Jacob, C. E., and S. W. Lohman, 1952, Nonsteady flow to a well of a constant drawdown in an extensive aquifer, Trans. Am. Geophys. Union, Vol. 33, No. 4

Hantush, M. S., 1964, Hydraulics of wells., In Advances in Hydroscience, Vol 1., Academic Press Inc., New York.

Hantush, M.s., 1954, Drawdown around wells of variable discharge, Jour. of Geophys. Res., 69 (20)

#### Bruce

hi, Chestermiller, thank you very much for the reference. Actually, I derived my solution using the method from groundwater pumping. But I am just curious if there is a solution from the aspect of heat transfer, which is more straightforward. still appreciate your help !! By adjusting the boundary value, it is also possible to make a verification.

#### Chestermiller

Mentor
hi, Chestermiller, thank you very much for the reference. Actually, I derived my solution using the method from groundwater pumping. But I am just curious if there is a solution from the aspect of heat transfer, which is more straightforward. still appreciate your help !! By adjusting the boundary value, it is also possible to make a verification.
The equations are exactly the same. So, in place of hydraulic diffusivity, just use thermal diffusivity, and in place of head, just use temperature.

#### rbnieto

Hi, I have real live problem, similar to this one, that I do not know how to solve. I have a cylinder in air a T0 (environmental chamber, so I guess I have convection in there). In an initial time t0 we engage a heat source inside the cylinder (let's say the heat source is homogeneos within the whole cylinder). I want to know how the average temperature of the cylinder would change with time and if a steady state will be reached (I guess depending on T0, the eficinecy of air convection and the power of the heat source, the generated heat will or will not be cancelled by the cooling).
I think the equation that describes the temperature T(t,r) with t and r (radius of the cylinder) is something like this:
1/r·d/dr(r·dT/dr)+1/k·dQ/dt = 1/C·dT/dt
where k and C are constants that I can get from tests
and Q is the heat source (I know exactly how many joules/time are delivered to the cylinder)
I've seen solutions to problems very close to this one, but assuming adiabatic surface and steady state. I'm precisely interested in what happens before reaching the steady state, and there has to be heat exchange throught the surface of the cylinder.
Good luck

#### Chestermiller

Mentor
The first step is to solve for the final steady state temperature profile at long times. Do you think you can do that?

#### rbnieto

I’ll try and get back here. Thanx

#### rbnieto

I’ve found this solution that would solve the problem for the steady state situation but with an outer surface adiabatic. How do I introduce in the equation the efficiency of the environmental chamber to cool down the cylinder surface? I guess some convection and transmission parameters should be obtained experimentally for this particular configuration and they should be introduced in Q (the heat generation function), but I don’t know how.

### DATASET CONTENT
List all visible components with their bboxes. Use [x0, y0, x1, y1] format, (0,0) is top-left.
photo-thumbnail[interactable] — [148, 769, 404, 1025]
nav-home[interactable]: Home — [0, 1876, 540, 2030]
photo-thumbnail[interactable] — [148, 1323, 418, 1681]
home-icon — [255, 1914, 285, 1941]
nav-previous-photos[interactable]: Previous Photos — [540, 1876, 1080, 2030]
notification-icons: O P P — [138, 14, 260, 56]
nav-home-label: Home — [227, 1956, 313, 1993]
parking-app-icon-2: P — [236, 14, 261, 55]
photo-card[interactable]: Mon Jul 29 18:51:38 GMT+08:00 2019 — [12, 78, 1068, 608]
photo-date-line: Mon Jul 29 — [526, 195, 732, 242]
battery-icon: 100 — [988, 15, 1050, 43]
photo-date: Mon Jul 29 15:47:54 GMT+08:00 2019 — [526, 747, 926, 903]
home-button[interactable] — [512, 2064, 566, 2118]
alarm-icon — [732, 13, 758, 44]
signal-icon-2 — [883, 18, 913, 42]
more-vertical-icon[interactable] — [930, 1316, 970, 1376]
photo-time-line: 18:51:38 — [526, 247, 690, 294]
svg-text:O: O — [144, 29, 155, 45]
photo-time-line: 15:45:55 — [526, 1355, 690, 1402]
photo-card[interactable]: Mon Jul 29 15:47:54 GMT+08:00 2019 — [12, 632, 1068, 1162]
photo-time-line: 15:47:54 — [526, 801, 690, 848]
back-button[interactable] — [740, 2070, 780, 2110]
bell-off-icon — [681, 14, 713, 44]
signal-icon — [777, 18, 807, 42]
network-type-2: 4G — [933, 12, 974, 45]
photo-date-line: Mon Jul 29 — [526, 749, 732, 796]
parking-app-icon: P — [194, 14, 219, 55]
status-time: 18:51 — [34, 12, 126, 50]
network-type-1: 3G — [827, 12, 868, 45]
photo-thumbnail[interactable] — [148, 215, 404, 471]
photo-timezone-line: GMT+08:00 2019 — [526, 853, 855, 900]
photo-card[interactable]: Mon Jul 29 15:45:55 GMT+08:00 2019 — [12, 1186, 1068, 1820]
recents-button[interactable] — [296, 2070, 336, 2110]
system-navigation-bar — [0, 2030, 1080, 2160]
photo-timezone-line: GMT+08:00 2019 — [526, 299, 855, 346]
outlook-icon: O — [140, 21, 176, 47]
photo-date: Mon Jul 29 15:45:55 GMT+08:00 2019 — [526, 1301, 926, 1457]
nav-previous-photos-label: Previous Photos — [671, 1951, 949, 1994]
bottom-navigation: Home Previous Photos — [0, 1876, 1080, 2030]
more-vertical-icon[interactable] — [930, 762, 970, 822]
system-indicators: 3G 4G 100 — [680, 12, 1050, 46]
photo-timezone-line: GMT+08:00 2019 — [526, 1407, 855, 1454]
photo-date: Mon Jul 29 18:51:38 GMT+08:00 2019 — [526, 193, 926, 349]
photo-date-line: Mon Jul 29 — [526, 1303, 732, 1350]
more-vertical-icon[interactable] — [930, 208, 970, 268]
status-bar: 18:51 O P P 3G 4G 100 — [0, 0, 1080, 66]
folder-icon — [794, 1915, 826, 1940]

### SET PROBLEM 1
In the thread, what should be used in place of head when applying the groundwater equations to heat transfer?
### SET PROBLEM 2
Condense the paragraph of the thread beginning "Hi, I have real live problem" into a bulleted list that keeps its main facts.

### FINISHED ANSWER 1
Temperature.

### FINISHED ANSWER 2
- A cylinder sits in air at T0 inside an environmental chamber, where convection is likely present.
- At an initial time t0, a heat source inside the cylinder is switched on and is assumed uniform throughout the cylinder.
- The aim is to learn how the cylinder's average temperature changes over time.
- The other aim is to learn whether a steady state will be reached. That probably depends on T0, the efficiency of air convection and the power of the heat source, which together decide whether cooling cancels the generated heat.